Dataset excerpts
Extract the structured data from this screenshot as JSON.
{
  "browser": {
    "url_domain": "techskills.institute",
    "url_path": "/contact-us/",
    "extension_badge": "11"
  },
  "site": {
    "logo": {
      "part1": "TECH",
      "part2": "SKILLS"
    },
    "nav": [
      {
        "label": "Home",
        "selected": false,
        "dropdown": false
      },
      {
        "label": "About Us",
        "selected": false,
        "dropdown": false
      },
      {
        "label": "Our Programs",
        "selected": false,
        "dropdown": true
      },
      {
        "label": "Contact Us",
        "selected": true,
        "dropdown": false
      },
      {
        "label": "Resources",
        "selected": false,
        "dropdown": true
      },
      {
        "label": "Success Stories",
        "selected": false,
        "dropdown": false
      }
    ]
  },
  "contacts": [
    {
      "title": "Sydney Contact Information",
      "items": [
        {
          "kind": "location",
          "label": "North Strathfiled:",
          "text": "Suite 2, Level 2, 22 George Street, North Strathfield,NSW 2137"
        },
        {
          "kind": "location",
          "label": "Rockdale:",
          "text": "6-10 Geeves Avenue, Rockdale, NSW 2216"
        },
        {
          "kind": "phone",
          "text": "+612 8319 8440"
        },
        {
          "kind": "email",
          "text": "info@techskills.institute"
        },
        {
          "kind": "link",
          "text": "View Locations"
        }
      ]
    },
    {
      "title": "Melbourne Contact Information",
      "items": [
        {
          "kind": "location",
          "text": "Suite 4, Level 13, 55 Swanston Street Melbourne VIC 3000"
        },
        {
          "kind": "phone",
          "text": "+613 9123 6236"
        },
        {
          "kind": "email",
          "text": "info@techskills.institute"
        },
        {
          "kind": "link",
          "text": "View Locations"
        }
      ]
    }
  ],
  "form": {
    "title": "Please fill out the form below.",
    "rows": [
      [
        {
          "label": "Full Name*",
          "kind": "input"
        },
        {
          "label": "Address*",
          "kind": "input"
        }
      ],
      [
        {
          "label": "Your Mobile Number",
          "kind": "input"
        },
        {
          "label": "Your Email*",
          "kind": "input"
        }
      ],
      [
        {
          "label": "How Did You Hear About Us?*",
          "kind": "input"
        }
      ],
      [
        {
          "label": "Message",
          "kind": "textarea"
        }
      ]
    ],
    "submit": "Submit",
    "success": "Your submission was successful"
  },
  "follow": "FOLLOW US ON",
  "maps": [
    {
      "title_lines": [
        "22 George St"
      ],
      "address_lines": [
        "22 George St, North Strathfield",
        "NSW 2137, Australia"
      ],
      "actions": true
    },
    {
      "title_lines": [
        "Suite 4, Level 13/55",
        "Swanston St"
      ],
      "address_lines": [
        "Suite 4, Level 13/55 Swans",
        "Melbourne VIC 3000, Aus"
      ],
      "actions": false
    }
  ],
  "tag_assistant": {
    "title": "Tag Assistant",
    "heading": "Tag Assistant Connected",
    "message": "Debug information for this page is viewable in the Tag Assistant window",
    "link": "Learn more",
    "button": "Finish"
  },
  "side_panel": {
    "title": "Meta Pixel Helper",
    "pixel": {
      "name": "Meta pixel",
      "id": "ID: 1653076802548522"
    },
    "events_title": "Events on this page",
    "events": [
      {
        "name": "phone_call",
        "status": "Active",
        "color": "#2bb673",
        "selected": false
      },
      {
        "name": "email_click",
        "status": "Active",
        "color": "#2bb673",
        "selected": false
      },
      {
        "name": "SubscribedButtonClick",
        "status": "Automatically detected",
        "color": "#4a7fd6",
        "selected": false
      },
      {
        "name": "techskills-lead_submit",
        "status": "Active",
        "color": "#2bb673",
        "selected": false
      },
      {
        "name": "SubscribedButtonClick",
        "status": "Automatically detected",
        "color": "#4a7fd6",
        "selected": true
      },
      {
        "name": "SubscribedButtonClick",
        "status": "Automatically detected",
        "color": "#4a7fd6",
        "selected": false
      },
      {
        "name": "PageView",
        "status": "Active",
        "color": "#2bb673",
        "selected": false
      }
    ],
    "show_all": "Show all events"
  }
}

Task instructions:
Extract all lines that hold the word "this".

The result:
Extract the structured data from this screenshot as JSON.
    "message": "Debug information for this page is viewable in the Tag Assistant window",
    "events_title": "Events on this page",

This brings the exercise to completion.